(WORK INSTRUCTIONS): Reproduce every line of the records below verbatim, keeping each character, space, and line in its original order.

(GIVEN RECORDS):
********************

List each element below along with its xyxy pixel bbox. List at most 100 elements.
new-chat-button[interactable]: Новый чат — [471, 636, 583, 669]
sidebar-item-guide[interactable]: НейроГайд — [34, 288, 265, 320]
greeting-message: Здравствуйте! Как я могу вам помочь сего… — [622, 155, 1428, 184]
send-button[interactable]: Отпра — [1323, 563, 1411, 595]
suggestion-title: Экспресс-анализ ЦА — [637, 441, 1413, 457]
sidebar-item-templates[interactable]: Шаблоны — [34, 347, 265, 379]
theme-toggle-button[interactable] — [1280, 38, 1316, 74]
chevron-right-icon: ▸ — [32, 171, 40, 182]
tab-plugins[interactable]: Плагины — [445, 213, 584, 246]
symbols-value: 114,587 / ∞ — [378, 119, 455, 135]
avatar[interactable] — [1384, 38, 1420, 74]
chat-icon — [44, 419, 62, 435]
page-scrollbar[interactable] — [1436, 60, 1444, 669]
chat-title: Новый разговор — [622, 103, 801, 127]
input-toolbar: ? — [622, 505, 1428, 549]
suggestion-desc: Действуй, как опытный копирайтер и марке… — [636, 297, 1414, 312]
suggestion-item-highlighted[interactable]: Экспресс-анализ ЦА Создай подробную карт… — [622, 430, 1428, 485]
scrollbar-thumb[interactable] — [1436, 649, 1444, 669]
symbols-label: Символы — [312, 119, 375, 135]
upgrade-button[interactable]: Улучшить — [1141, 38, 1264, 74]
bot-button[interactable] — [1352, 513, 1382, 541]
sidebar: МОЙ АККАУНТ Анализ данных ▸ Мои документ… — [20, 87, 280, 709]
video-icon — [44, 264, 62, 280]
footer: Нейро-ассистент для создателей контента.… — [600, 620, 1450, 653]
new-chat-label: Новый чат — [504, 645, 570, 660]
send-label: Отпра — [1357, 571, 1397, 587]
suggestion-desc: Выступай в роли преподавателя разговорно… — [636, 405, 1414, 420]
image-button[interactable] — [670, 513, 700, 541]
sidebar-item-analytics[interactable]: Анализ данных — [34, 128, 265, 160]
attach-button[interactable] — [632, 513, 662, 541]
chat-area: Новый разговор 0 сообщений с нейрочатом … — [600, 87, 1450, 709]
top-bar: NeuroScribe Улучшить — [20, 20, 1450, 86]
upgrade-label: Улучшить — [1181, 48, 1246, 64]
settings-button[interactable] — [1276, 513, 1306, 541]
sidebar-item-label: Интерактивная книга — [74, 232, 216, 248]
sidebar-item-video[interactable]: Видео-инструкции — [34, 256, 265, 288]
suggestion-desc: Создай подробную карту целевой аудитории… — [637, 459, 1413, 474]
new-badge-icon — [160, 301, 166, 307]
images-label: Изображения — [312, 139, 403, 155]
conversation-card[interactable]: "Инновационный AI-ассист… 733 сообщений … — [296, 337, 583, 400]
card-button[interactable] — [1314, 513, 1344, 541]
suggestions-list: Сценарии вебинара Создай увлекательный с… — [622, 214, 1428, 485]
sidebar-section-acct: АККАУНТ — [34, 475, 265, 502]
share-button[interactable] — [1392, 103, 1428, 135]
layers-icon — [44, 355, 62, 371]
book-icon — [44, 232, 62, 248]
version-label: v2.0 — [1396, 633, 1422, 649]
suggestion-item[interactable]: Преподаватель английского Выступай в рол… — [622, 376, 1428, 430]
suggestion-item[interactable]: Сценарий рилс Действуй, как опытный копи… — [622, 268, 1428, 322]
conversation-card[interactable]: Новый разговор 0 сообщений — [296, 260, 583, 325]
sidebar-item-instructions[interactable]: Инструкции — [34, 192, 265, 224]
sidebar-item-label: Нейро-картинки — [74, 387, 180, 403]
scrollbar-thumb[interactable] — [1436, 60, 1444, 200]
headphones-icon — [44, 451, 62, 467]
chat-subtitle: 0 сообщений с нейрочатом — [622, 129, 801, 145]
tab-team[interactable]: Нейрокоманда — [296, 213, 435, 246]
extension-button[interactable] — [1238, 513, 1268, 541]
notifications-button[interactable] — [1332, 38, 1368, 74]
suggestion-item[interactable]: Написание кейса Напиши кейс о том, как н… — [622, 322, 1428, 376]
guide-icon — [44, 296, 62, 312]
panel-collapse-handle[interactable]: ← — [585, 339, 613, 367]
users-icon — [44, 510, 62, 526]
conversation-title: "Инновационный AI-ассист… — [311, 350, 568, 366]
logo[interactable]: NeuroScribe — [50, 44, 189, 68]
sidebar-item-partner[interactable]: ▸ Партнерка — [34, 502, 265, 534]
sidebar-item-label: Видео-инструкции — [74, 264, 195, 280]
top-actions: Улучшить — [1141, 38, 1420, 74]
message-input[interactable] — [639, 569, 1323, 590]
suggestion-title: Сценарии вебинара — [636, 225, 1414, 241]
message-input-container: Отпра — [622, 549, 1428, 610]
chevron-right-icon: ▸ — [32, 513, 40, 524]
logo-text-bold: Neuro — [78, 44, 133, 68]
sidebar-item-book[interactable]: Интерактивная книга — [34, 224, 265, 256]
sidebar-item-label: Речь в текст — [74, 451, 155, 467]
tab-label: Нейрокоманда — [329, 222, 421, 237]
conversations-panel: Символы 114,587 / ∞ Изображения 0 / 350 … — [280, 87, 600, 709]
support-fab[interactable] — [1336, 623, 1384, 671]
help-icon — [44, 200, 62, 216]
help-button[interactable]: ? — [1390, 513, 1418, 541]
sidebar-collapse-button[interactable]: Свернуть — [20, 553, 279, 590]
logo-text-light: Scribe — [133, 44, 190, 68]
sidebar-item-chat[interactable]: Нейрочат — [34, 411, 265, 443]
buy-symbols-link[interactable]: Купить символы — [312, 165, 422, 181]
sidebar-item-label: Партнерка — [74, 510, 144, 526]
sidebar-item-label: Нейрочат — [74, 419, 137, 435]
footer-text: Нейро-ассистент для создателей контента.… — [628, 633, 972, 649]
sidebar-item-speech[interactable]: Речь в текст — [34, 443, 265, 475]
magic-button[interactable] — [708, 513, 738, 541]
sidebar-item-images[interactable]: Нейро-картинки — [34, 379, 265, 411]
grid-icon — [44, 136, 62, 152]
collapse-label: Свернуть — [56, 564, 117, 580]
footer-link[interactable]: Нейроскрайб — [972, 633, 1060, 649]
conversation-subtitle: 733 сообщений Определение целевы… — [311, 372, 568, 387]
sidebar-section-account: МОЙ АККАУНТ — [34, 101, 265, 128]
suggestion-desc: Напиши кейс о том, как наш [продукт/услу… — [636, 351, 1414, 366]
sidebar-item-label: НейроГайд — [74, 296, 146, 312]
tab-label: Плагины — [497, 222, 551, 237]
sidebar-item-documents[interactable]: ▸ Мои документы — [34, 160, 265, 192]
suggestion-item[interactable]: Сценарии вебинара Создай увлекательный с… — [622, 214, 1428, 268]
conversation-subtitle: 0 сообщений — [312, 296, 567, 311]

********************

(RESULT):
List each element below along with its xyxy pixel bbox. List at most 100 elements.
new-chat-button[interactable]: Новый чат — [471, 636, 583, 669]
sidebar-item-guide[interactable]: НейроГайд — [34, 288, 265, 320]
greeting-message: Здравствуйте! Как я могу вам помочь сего… — [622, 155, 1428, 184]
send-button[interactable]: Отпра — [1323, 563, 1411, 595]
suggestion-title: Экспресс-анализ ЦА — [637, 441, 1413, 457]
sidebar-item-templates[interactable]: Шаблоны — [34, 347, 265, 379]
theme-toggle-button[interactable] — [1280, 38, 1316, 74]
chevron-right-icon: ▸ — [32, 171, 40, 182]
tab-plugins[interactable]: Плагины — [445, 213, 584, 246]
symbols-value: 114,587 / ∞ — [378, 119, 455, 135]
avatar[interactable] — [1384, 38, 1420, 74]
chat-icon — [44, 419, 62, 435]
page-scrollbar[interactable] — [1436, 60, 1444, 669]
chat-title: Новый разговор — [622, 103, 801, 127]
input-toolbar: ? — [622, 505, 1428, 549]
suggestion-desc: Действуй, как опытный копирайтер и марке… — [636, 297, 1414, 312]
suggestion-item-highlighted[interactable]: Экспресс-анализ ЦА Создай подробную карт… — [622, 430, 1428, 485]
scrollbar-thumb[interactable] — [1436, 649, 1444, 669]
symbols-label: Символы — [312, 119, 375, 135]
upgrade-button[interactable]: Улучшить — [1141, 38, 1264, 74]
bot-button[interactable] — [1352, 513, 1382, 541]
sidebar: МОЙ АККАУНТ Анализ данных ▸ Мои документ… — [20, 87, 280, 709]
video-icon — [44, 264, 62, 280]
footer: Нейро-ассистент для создателей контента.… — [600, 620, 1450, 653]
new-chat-label: Новый чат — [504, 645, 570, 660]
send-label: Отпра — [1357, 571, 1397, 587]
suggestion-desc: Выступай в роли преподавателя разговорно… — [636, 405, 1414, 420]
image-button[interactable] — [670, 513, 700, 541]
sidebar-item-analytics[interactable]: Анализ данных — [34, 128, 265, 160]
attach-button[interactable] — [632, 513, 662, 541]
chat-area: Новый разговор 0 сообщений с нейрочатом … — [600, 87, 1450, 709]
top-bar: NeuroScribe Улучшить — [20, 20, 1450, 86]
upgrade-label: Улучшить — [1181, 48, 1246, 64]
settings-button[interactable] — [1276, 513, 1306, 541]
sidebar-item-label: Интерактивная книга — [74, 232, 216, 248]
sidebar-item-video[interactable]: Видео-инструкции — [34, 256, 265, 288]
suggestion-desc: Создай подробную карту целевой аудитории… — [637, 459, 1413, 474]
new-badge-icon — [160, 301, 166, 307]
images-label: Изображения — [312, 139, 403, 155]
conversation-card[interactable]: "Инновационный AI-ассист… 733 сообщений … — [296, 337, 583, 400]
card-button[interactable] — [1314, 513, 1344, 541]
suggestions-list: Сценарии вебинара Создай увлекательный с… — [622, 214, 1428, 485]
sidebar-section-acct: АККАУНТ — [34, 475, 265, 502]
share-button[interactable] — [1392, 103, 1428, 135]
layers-icon — [44, 355, 62, 371]
book-icon — [44, 232, 62, 248]
version-label: v2.0 — [1396, 633, 1422, 649]
suggestion-item[interactable]: Преподаватель английского Выступай в рол… — [622, 376, 1428, 430]
suggestion-item[interactable]: Сценарий рилс Действуй, как опытный копи… — [622, 268, 1428, 322]
conversation-card[interactable]: Новый разговор 0 сообщений — [296, 260, 583, 325]
sidebar-item-instructions[interactable]: Инструкции — [34, 192, 265, 224]
sidebar-item-label: Нейро-картинки — [74, 387, 180, 403]
scrollbar-thumb[interactable] — [1436, 60, 1444, 200]
headphones-icon — [44, 451, 62, 467]
chat-subtitle: 0 сообщений с нейрочатом — [622, 129, 801, 145]
tab-team[interactable]: Нейрокоманда — [296, 213, 435, 246]
extension-button[interactable] — [1238, 513, 1268, 541]
notifications-button[interactable] — [1332, 38, 1368, 74]
suggestion-item[interactable]: Написание кейса Напиши кейс о том, как н… — [622, 322, 1428, 376]
guide-icon — [44, 296, 62, 312]
panel-collapse-handle[interactable]: ← — [585, 339, 613, 367]
users-icon — [44, 510, 62, 526]
conversation-title: "Инновационный AI-ассист… — [311, 350, 568, 366]
logo[interactable]: NeuroScribe — [50, 44, 189, 68]
sidebar-item-partner[interactable]: ▸ Партнерка — [34, 502, 265, 534]
sidebar-item-label: Видео-инструкции — [74, 264, 195, 280]
top-actions: Улучшить — [1141, 38, 1420, 74]
message-input[interactable] — [639, 569, 1323, 590]
suggestion-title: Сценарии вебинара — [636, 225, 1414, 241]
message-input-container: Отпра — [622, 549, 1428, 610]
chevron-right-icon: ▸ — [32, 513, 40, 524]
logo-text-bold: Neuro — [78, 44, 133, 68]
sidebar-item-book[interactable]: Интерактивная книга — [34, 224, 265, 256]
sidebar-item-label: Речь в текст — [74, 451, 155, 467]
tab-label: Нейрокоманда — [329, 222, 421, 237]
conversations-panel: Символы 114,587 / ∞ Изображения 0 / 350 … — [280, 87, 600, 709]
support-fab[interactable] — [1336, 623, 1384, 671]
help-icon — [44, 200, 62, 216]
help-button[interactable]: ? — [1390, 513, 1418, 541]
sidebar-collapse-button[interactable]: Свернуть — [20, 553, 279, 590]
logo-text-light: Scribe — [133, 44, 190, 68]
sidebar-item-chat[interactable]: Нейрочат — [34, 411, 265, 443]
buy-symbols-link[interactable]: Купить символы — [312, 165, 422, 181]
sidebar-item-label: Партнерка — [74, 510, 144, 526]
sidebar-item-label: Нейрочат — [74, 419, 137, 435]
footer-text: Нейро-ассистент для создателей контента.… — [628, 633, 972, 649]
sidebar-item-speech[interactable]: Речь в текст — [34, 443, 265, 475]
magic-button[interactable] — [708, 513, 738, 541]
sidebar-item-images[interactable]: Нейро-картинки — [34, 379, 265, 411]
grid-icon — [44, 136, 62, 152]
collapse-label: Свернуть — [56, 564, 117, 580]
footer-link[interactable]: Нейроскрайб — [972, 633, 1060, 649]
conversation-subtitle: 733 сообщений Определение целевы… — [311, 372, 568, 387]
sidebar-section-account: МОЙ АККАУНТ — [34, 101, 265, 128]
suggestion-desc: Напиши кейс о том, как наш [продукт/услу… — [636, 351, 1414, 366]
sidebar-item-label: НейроГайд — [74, 296, 146, 312]
tab-label: Плагины — [497, 222, 551, 237]
sidebar-item-documents[interactable]: ▸ Мои документы — [34, 160, 265, 192]
suggestion-item[interactable]: Сценарии вебинара Создай увлекательный с… — [622, 214, 1428, 268]
conversation-subtitle: 0 сообщений — [312, 296, 567, 311]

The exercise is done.